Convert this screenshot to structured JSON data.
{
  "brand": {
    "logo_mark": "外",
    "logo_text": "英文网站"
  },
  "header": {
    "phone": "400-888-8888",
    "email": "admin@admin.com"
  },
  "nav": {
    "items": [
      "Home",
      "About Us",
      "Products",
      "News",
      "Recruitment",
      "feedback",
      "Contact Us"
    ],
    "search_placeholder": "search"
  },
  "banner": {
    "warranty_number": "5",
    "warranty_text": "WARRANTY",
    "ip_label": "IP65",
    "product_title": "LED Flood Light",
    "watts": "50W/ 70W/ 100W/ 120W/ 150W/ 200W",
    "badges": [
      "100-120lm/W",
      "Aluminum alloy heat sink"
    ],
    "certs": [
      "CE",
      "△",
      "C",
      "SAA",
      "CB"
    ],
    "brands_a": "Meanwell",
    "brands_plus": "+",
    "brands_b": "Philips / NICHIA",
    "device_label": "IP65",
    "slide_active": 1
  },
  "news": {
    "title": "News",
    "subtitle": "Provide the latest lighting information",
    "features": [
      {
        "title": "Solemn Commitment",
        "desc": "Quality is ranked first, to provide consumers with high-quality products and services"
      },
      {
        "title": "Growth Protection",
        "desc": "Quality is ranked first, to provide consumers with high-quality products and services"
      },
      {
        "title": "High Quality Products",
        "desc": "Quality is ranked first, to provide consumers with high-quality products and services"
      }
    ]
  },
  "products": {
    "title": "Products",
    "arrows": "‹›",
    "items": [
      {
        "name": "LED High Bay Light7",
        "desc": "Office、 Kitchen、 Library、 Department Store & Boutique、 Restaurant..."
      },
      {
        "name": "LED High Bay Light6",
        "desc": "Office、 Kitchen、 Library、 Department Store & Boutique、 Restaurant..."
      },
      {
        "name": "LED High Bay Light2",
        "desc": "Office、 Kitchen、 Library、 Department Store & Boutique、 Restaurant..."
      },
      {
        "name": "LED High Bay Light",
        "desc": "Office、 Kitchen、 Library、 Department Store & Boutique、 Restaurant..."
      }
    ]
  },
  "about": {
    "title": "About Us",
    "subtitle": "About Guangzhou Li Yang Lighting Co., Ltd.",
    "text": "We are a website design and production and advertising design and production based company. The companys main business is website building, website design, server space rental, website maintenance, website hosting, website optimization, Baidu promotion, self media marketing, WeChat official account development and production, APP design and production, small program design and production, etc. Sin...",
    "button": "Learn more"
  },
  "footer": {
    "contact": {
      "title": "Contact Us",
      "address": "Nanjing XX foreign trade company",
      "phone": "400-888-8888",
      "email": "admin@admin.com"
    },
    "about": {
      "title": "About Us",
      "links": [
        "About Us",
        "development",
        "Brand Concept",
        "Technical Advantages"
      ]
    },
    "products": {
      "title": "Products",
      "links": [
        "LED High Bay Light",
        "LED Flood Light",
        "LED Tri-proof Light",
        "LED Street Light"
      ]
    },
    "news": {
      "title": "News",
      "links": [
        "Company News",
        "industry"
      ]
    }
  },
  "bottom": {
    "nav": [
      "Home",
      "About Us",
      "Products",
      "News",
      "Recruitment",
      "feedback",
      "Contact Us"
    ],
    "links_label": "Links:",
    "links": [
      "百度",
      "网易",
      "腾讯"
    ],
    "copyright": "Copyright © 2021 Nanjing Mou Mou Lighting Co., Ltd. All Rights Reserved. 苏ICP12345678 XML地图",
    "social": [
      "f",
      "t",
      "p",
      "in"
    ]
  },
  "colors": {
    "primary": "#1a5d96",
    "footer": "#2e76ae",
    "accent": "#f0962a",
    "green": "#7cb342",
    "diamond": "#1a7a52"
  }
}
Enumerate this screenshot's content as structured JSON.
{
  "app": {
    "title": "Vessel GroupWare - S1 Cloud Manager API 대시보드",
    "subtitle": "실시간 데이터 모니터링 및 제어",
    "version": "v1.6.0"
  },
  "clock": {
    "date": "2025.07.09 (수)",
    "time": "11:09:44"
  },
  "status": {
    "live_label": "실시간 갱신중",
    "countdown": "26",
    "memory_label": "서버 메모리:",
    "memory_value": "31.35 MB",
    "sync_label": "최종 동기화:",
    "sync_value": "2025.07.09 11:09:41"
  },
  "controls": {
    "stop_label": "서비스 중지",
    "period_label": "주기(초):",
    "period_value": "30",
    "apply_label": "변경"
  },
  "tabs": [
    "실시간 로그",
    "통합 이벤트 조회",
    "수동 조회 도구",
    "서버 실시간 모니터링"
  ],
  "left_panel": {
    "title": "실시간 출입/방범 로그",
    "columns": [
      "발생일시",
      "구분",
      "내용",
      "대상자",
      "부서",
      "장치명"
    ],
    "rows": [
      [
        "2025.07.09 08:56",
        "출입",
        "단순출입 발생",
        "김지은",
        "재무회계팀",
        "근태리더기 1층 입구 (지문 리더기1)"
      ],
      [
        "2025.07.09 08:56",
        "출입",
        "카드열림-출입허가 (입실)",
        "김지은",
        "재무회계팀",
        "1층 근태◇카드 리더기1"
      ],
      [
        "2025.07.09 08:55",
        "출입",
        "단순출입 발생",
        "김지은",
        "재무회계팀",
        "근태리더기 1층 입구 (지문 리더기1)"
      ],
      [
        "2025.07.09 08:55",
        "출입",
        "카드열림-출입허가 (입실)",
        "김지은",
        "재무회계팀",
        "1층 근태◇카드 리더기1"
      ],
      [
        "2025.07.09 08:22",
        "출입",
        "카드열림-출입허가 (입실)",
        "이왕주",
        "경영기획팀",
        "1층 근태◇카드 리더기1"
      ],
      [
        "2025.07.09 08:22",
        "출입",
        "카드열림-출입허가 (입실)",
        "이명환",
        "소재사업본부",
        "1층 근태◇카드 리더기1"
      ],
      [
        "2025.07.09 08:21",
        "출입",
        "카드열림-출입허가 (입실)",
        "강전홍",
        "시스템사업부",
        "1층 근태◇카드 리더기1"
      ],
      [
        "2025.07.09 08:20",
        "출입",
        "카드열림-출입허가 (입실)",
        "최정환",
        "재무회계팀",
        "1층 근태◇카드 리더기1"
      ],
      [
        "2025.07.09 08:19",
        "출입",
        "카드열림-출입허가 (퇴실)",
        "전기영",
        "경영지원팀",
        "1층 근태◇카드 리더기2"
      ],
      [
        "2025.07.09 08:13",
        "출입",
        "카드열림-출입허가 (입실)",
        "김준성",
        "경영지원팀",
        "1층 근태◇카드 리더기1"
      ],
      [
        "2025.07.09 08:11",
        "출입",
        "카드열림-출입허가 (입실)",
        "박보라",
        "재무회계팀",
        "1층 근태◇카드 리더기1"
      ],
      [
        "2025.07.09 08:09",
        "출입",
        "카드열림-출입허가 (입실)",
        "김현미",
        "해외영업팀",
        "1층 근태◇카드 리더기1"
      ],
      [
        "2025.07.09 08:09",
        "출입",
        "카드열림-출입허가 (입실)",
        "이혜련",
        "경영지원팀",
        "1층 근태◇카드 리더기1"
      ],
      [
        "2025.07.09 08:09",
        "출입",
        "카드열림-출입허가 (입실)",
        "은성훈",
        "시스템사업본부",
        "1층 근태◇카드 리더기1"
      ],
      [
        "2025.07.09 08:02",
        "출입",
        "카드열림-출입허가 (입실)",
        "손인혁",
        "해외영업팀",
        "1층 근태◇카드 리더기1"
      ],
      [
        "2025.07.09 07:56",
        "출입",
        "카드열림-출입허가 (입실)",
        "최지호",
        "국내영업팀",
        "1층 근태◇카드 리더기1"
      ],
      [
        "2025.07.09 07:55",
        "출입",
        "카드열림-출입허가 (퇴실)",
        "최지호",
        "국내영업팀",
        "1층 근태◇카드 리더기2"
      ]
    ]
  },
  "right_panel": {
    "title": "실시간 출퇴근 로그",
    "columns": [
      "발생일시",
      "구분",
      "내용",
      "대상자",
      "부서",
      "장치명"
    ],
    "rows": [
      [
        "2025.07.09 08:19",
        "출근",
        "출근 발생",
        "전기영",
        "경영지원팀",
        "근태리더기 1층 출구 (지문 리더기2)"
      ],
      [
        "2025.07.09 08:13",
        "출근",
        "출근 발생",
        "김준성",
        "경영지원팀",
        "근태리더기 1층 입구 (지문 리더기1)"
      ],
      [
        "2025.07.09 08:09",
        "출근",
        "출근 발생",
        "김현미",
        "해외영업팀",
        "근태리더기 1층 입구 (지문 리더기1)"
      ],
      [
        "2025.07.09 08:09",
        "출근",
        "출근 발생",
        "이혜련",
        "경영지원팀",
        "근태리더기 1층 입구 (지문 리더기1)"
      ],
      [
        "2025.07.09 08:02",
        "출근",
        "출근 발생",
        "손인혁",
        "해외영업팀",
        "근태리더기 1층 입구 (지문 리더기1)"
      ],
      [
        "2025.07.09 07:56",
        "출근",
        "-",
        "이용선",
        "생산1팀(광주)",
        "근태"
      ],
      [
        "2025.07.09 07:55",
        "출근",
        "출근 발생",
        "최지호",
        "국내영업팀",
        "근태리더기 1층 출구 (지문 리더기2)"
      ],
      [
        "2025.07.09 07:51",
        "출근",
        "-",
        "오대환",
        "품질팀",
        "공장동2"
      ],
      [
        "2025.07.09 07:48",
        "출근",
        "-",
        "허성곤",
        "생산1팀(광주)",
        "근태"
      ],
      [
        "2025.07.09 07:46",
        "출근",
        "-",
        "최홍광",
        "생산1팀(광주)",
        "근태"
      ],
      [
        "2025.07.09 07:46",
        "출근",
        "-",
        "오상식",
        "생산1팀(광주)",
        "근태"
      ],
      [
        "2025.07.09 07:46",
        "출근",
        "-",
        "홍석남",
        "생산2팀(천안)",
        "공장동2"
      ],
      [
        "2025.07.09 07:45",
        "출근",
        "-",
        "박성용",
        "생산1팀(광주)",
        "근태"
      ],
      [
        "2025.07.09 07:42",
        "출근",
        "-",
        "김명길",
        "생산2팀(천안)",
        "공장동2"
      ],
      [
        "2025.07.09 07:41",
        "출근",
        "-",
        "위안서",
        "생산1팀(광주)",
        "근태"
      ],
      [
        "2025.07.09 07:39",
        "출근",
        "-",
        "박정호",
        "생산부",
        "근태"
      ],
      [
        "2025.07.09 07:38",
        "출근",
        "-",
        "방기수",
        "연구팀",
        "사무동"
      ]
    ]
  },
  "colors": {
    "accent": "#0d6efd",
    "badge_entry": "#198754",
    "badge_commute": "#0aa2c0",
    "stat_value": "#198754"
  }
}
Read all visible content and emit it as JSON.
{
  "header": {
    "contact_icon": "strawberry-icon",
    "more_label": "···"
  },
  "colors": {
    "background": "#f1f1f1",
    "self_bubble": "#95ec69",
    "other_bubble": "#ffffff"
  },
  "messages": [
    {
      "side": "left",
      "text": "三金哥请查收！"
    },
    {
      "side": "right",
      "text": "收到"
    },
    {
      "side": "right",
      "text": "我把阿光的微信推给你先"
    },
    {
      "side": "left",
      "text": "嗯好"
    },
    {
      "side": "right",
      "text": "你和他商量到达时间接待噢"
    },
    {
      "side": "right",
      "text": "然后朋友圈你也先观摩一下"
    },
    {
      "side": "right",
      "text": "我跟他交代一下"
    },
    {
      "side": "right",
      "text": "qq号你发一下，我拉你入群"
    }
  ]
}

What you should do:
Gather all lines of the records that include the word "Nanjing".

Task result:
      "address": "Nanjing XX foreign trade company",
    "copyright": "Copyright © 2021 Nanjing Mou Mou Lighting Co., Ltd. All Rights Reserved. 苏ICP12345678 XML地图",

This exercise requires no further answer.